All of the records listed below should be retyped exactly.
=== INPUT DATA ===
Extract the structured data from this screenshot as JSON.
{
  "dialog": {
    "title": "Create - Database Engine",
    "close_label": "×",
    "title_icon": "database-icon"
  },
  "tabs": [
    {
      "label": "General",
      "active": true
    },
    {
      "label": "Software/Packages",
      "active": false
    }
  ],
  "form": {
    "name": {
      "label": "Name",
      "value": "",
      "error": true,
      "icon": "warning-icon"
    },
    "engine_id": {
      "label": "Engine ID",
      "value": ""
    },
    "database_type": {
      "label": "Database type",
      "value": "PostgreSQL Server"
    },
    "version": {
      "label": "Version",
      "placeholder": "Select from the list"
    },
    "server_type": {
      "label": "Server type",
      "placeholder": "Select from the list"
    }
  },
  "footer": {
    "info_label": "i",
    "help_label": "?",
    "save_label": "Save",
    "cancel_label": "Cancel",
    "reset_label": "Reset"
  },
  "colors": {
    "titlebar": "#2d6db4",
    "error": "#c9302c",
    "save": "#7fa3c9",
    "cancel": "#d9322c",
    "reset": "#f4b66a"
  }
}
===
• [ANSWER TO THIS TASK]
Extract the structured data from this screenshot as JSON.
{
  "dialog": {
    "title": "Create - Database Engine",
    "close_label": "×",
    "title_icon": "database-icon"
  },
  "tabs": [
    {
      "label": "General",
      "active": true
    },
    {
      "label": "Software/Packages",
      "active": false
    }
  ],
  "form": {
    "name": {
      "label": "Name",
      "value": "",
      "error": true,
      "icon": "warning-icon"
    },
    "engine_id": {
      "label": "Engine ID",
      "value": ""
    },
    "database_type": {
      "label": "Database type",
      "value": "PostgreSQL Server"
    },
    "version": {
      "label": "Version",
      "placeholder": "Select from the list"
    },
    "server_type": {
      "label": "Server type",
      "placeholder": "Select from the list"
    }
  },
  "footer": {
    "info_label": "i",
    "help_label": "?",
    "save_label": "Save",
    "cancel_label": "Cancel",
    "reset_label": "Reset"
  },
  "colors": {
    "titlebar": "#2d6db4",
    "error": "#c9302c",
    "save": "#7fa3c9",
    "cancel": "#d9322c",
    "reset": "#f4b66a"
  }
}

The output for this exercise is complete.